**Work required:**
Give the number of lines that contain the string "exportaciones", and nothing else.

**Supplied entries:**
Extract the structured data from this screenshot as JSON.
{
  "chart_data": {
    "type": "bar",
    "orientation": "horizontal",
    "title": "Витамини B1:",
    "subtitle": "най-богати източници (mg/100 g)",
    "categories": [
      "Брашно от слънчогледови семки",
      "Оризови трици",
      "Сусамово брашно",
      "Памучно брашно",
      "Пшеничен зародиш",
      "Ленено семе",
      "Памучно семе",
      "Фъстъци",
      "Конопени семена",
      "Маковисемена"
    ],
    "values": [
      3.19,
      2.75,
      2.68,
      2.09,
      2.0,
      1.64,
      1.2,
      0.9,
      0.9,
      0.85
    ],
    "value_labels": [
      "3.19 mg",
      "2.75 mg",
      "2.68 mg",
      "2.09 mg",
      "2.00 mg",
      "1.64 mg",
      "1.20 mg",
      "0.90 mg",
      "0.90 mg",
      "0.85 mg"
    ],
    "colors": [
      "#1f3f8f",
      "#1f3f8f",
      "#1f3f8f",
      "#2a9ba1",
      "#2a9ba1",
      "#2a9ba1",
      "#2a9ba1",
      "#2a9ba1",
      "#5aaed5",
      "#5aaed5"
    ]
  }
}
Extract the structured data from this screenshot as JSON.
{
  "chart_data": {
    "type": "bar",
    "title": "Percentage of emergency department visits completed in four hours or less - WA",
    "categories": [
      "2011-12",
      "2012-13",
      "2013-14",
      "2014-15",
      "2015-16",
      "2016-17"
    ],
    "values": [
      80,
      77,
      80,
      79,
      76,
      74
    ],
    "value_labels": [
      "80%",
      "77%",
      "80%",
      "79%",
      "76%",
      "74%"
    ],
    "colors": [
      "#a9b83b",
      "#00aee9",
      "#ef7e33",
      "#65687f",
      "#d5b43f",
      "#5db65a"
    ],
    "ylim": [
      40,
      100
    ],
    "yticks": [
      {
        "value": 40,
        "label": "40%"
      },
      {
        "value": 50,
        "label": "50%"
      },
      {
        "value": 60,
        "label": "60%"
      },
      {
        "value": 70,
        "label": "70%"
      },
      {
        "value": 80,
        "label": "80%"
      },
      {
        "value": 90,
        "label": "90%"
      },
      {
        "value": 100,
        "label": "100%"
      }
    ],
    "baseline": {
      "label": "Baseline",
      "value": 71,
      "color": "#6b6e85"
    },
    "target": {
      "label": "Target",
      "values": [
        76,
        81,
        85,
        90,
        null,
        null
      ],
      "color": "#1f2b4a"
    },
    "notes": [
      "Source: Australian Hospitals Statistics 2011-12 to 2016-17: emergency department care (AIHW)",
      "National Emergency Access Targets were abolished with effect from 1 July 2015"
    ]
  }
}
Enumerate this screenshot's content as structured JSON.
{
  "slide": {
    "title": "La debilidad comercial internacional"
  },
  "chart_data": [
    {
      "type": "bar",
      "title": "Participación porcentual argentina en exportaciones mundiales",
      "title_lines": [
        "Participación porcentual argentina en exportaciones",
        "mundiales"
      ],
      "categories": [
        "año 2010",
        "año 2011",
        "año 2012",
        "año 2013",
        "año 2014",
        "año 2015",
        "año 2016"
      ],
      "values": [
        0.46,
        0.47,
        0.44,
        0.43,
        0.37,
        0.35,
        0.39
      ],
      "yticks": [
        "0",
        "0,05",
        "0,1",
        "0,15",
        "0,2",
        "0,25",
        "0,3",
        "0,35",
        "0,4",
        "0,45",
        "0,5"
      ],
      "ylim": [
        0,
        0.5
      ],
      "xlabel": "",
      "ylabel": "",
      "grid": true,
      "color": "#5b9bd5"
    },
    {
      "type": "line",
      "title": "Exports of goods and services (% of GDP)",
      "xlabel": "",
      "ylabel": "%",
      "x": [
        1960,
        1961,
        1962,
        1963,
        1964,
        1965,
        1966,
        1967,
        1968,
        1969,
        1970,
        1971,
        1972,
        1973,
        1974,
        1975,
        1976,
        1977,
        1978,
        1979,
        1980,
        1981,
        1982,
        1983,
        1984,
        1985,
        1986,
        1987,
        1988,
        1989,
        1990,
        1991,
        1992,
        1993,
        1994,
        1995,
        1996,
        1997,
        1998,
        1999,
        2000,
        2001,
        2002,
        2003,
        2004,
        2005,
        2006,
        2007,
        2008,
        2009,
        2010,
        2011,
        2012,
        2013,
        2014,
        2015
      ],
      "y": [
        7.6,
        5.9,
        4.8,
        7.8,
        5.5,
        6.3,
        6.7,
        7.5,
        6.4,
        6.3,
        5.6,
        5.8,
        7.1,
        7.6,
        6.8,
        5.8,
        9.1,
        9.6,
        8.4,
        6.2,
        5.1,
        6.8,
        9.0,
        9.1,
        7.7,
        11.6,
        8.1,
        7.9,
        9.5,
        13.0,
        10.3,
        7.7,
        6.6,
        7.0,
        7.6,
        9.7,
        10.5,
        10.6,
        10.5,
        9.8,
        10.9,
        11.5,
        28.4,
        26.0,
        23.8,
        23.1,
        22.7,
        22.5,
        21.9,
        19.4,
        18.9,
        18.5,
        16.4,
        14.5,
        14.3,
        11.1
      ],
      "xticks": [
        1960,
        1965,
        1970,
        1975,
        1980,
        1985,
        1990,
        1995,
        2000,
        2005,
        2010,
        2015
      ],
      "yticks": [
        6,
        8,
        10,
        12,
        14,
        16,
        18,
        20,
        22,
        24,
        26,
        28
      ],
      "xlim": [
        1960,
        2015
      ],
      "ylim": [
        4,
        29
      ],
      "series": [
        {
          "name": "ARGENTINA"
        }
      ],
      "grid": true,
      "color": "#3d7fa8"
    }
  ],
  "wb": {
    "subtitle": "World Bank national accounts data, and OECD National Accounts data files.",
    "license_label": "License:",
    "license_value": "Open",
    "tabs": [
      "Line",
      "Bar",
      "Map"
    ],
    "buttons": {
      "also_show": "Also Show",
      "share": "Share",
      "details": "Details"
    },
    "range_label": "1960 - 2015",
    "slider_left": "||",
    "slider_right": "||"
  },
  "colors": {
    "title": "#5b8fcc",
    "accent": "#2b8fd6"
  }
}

**Full answer:**
2